#### Task instructions:
From the listing below, pull each line that includes "заставить".

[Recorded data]
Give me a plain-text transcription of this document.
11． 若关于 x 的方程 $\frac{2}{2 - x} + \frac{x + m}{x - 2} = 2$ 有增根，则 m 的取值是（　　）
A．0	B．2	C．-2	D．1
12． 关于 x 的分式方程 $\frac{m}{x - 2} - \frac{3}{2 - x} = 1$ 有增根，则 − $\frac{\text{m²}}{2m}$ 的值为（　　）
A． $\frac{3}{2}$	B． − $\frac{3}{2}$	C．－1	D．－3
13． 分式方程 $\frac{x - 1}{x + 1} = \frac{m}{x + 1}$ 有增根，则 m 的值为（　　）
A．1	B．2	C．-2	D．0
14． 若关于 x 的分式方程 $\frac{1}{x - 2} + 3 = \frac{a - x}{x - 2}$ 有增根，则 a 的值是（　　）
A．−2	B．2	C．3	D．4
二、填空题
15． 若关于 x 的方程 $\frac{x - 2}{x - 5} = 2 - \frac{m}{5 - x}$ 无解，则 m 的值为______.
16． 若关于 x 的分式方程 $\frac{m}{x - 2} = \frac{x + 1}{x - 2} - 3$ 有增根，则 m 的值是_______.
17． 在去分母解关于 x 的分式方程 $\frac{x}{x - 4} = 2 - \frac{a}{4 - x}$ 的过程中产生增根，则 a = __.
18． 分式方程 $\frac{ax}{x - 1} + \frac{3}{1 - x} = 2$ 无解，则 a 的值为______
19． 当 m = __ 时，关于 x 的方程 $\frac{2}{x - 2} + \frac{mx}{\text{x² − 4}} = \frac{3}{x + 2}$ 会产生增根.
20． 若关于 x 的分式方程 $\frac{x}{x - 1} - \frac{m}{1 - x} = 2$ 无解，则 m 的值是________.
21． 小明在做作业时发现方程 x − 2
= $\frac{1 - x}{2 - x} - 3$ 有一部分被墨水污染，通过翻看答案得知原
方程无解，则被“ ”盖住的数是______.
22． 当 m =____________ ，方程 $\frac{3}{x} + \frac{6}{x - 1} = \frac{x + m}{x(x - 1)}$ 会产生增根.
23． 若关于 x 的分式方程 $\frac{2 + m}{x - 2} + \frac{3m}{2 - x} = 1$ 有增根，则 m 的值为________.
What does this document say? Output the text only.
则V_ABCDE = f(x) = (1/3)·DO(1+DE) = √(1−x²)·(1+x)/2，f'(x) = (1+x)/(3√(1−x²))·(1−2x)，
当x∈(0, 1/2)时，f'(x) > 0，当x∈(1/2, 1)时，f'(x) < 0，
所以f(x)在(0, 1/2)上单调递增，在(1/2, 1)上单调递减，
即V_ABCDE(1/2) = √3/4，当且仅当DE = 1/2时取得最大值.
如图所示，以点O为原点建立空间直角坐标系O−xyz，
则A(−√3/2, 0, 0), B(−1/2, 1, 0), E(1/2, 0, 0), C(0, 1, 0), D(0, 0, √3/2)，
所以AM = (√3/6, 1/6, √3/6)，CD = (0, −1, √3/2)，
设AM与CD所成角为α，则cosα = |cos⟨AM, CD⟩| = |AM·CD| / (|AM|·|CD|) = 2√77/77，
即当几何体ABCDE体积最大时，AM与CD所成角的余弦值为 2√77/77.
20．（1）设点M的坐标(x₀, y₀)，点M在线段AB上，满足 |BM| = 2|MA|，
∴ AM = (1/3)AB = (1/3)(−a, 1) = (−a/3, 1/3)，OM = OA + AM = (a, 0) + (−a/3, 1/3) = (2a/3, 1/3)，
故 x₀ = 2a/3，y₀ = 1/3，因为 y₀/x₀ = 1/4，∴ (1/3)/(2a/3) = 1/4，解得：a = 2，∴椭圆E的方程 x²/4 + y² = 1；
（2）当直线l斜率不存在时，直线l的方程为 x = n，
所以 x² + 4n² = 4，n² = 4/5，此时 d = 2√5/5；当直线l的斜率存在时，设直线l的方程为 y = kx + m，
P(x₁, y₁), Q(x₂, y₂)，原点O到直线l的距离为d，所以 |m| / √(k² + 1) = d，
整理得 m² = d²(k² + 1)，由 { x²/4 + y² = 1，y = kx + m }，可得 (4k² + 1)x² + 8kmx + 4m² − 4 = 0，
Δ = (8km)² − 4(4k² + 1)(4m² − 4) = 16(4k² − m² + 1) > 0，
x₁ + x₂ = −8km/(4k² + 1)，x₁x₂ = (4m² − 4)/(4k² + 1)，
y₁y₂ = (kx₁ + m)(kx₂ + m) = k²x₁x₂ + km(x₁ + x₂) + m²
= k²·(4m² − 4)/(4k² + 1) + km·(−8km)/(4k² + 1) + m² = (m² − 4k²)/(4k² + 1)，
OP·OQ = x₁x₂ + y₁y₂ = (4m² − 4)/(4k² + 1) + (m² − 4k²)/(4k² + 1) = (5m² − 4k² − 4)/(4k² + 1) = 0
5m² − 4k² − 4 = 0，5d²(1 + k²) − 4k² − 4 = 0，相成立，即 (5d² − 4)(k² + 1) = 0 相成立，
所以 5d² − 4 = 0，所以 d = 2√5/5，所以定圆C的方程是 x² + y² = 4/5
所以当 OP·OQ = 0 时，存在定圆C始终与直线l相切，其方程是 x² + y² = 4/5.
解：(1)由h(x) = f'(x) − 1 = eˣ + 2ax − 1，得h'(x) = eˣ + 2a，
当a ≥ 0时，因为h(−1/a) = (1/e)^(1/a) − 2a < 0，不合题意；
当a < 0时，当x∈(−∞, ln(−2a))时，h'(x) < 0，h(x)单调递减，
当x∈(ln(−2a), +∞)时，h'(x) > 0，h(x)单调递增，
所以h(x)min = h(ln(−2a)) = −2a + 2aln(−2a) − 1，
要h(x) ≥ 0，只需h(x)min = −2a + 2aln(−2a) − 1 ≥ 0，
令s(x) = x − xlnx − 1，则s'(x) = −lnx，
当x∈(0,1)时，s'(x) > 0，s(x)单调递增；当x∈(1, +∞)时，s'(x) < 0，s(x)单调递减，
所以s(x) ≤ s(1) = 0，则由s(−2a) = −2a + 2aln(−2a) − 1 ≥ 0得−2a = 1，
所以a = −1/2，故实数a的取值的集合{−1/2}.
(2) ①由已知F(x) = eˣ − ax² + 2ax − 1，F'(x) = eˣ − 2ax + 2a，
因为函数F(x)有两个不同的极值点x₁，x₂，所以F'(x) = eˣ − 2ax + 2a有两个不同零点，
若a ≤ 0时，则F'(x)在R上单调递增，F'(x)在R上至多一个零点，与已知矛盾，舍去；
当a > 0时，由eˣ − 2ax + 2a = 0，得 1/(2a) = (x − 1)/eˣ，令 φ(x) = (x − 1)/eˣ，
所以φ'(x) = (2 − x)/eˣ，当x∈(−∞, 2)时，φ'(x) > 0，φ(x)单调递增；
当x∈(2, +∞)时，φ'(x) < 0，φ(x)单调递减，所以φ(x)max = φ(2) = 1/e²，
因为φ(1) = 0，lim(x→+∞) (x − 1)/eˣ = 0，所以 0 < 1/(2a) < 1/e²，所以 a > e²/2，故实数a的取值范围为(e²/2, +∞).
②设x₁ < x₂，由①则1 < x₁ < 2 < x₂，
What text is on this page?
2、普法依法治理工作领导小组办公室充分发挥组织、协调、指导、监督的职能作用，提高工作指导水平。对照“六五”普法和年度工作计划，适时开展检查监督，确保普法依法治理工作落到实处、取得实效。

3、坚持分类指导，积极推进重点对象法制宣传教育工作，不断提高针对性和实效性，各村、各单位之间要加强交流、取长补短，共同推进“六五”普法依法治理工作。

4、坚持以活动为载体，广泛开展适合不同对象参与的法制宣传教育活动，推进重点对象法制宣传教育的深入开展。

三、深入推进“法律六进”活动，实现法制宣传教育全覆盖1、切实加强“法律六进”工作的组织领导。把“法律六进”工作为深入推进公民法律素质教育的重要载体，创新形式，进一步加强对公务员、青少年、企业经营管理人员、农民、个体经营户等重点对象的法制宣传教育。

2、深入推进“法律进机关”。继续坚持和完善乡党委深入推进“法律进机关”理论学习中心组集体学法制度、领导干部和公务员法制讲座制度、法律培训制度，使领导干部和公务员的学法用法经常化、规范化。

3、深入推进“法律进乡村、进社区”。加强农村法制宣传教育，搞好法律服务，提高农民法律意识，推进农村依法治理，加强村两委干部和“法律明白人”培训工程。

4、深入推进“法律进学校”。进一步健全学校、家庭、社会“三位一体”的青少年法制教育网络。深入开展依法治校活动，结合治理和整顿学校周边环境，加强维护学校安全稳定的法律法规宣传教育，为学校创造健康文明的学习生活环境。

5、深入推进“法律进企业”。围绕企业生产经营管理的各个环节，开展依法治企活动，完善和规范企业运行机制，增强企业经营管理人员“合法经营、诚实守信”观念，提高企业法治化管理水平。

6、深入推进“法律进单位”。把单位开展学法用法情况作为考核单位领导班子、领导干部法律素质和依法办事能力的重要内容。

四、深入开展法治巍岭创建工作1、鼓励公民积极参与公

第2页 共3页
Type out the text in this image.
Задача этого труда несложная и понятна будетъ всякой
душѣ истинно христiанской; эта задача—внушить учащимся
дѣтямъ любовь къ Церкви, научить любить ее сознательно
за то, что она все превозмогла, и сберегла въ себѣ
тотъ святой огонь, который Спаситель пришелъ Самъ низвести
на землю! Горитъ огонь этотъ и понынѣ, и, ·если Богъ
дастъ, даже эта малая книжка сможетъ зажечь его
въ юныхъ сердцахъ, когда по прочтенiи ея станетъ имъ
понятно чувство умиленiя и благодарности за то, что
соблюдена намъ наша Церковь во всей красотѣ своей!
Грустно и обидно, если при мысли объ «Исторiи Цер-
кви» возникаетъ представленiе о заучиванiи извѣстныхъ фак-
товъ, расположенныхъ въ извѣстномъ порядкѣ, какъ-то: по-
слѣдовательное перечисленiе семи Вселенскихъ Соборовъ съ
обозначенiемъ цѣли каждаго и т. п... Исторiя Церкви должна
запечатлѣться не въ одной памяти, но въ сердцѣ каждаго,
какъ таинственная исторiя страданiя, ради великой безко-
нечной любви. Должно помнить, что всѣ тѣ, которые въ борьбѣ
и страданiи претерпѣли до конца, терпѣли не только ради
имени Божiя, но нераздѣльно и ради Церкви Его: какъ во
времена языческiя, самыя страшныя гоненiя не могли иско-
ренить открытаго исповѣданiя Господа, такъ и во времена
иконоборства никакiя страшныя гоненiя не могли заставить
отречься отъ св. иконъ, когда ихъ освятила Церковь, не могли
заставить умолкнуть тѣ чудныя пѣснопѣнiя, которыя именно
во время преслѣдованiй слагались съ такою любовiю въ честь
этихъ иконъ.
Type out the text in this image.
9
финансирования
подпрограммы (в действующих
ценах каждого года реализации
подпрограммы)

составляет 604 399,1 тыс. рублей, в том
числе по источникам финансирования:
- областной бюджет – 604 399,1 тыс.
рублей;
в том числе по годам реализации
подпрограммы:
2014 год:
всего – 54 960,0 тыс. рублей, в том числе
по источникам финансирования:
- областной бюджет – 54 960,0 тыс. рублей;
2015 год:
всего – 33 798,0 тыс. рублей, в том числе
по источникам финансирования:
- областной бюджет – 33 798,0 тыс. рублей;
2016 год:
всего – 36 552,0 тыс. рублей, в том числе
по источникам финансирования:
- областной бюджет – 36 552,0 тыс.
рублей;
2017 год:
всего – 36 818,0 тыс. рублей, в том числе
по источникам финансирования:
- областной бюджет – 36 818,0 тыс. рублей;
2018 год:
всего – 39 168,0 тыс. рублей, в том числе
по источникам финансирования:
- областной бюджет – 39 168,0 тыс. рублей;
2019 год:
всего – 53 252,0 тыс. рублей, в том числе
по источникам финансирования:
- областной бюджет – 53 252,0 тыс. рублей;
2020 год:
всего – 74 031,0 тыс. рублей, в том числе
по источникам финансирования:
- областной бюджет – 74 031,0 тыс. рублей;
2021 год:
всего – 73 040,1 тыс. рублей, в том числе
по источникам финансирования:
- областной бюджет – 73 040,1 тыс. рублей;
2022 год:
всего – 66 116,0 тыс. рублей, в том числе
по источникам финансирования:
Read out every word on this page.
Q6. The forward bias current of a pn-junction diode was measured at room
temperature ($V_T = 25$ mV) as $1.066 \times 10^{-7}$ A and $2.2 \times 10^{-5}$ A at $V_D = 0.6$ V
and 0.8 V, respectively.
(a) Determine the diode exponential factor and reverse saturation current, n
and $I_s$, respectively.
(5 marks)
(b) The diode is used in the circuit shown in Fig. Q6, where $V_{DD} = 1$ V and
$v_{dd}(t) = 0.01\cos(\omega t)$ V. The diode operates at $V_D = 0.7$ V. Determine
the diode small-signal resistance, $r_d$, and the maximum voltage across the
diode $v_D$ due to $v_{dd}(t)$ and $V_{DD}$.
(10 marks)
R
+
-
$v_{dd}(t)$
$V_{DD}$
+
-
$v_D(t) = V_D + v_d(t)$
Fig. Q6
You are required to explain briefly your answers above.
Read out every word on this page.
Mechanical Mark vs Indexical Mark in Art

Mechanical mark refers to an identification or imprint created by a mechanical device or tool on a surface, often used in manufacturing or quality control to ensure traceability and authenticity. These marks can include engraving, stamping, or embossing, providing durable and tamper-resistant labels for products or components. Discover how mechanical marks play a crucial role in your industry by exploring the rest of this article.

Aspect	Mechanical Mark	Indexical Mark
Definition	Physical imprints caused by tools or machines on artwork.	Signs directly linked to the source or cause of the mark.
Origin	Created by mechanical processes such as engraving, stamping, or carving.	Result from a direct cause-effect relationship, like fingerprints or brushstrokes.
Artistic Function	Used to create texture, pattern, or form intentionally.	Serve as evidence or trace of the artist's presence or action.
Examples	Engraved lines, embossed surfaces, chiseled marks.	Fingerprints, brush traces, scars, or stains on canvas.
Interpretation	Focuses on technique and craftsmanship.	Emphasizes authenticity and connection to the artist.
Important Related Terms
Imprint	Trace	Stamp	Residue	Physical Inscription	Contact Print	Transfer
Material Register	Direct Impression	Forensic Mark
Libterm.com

#### Full response:
иконоборства никакiя страшныя гоненiя не могли заставить
заставить умолкнуть тѣ чудныя пѣснопѣнiя, которыя именно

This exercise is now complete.